→ **Provided data**

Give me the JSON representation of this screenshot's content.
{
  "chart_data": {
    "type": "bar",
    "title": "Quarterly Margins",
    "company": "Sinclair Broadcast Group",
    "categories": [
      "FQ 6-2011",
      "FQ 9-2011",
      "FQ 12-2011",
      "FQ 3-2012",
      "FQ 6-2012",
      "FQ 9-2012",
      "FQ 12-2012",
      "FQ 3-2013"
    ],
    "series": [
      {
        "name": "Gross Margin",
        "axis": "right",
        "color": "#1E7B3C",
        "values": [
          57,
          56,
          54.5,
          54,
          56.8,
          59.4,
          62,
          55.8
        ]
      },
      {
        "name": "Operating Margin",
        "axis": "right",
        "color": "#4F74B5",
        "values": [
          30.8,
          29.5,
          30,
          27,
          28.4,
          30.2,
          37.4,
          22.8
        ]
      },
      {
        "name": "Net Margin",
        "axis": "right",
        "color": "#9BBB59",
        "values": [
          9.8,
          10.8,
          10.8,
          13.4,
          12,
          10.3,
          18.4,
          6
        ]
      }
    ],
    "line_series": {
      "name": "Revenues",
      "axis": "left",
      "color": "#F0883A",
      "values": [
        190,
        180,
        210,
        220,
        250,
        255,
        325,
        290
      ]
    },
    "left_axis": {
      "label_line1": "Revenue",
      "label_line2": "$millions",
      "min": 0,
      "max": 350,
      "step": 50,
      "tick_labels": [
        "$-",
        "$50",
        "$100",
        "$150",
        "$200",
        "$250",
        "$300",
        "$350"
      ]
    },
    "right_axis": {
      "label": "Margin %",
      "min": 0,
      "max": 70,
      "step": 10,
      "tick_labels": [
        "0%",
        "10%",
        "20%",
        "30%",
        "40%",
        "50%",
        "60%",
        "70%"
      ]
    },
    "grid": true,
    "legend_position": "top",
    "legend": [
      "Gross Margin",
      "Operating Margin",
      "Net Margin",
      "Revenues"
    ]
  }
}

→ **Exercise directions**
Return the listing above in full, character for character.

→ **Finished answer**
Give me the JSON representation of this screenshot's content.
{
  "chart_data": {
    "type": "bar",
    "title": "Quarterly Margins",
    "company": "Sinclair Broadcast Group",
    "categories": [
      "FQ 6-2011",
      "FQ 9-2011",
      "FQ 12-2011",
      "FQ 3-2012",
      "FQ 6-2012",
      "FQ 9-2012",
      "FQ 12-2012",
      "FQ 3-2013"
    ],
    "series": [
      {
        "name": "Gross Margin",
        "axis": "right",
        "color": "#1E7B3C",
        "values": [
          57,
          56,
          54.5,
          54,
          56.8,
          59.4,
          62,
          55.8
        ]
      },
      {
        "name": "Operating Margin",
        "axis": "right",
        "color": "#4F74B5",
        "values": [
          30.8,
          29.5,
          30,
          27,
          28.4,
          30.2,
          37.4,
          22.8
        ]
      },
      {
        "name": "Net Margin",
        "axis": "right",
        "color": "#9BBB59",
        "values": [
          9.8,
          10.8,
          10.8,
          13.4,
          12,
          10.3,
          18.4,
          6
        ]
      }
    ],
    "line_series": {
      "name": "Revenues",
      "axis": "left",
      "color": "#F0883A",
      "values": [
        190,
        180,
        210,
        220,
        250,
        255,
        325,
        290
      ]
    },
    "left_axis": {
      "label_line1": "Revenue",
      "label_line2": "$millions",
      "min": 0,
      "max": 350,
      "step": 50,
      "tick_labels": [
        "$-",
        "$50",
        "$100",
        "$150",
        "$200",
        "$250",
        "$300",
        "$350"
      ]
    },
    "right_axis": {
      "label": "Margin %",
      "min": 0,
      "max": 70,
      "step": 10,
      "tick_labels": [
        "0%",
        "10%",
        "20%",
        "30%",
        "40%",
        "50%",
        "60%",
        "70%"
      ]
    },
    "grid": true,
    "legend_position": "top",
    "legend": [
      "Gross Margin",
      "Operating Margin",
      "Net Margin",
      "Revenues"
    ]
  }
}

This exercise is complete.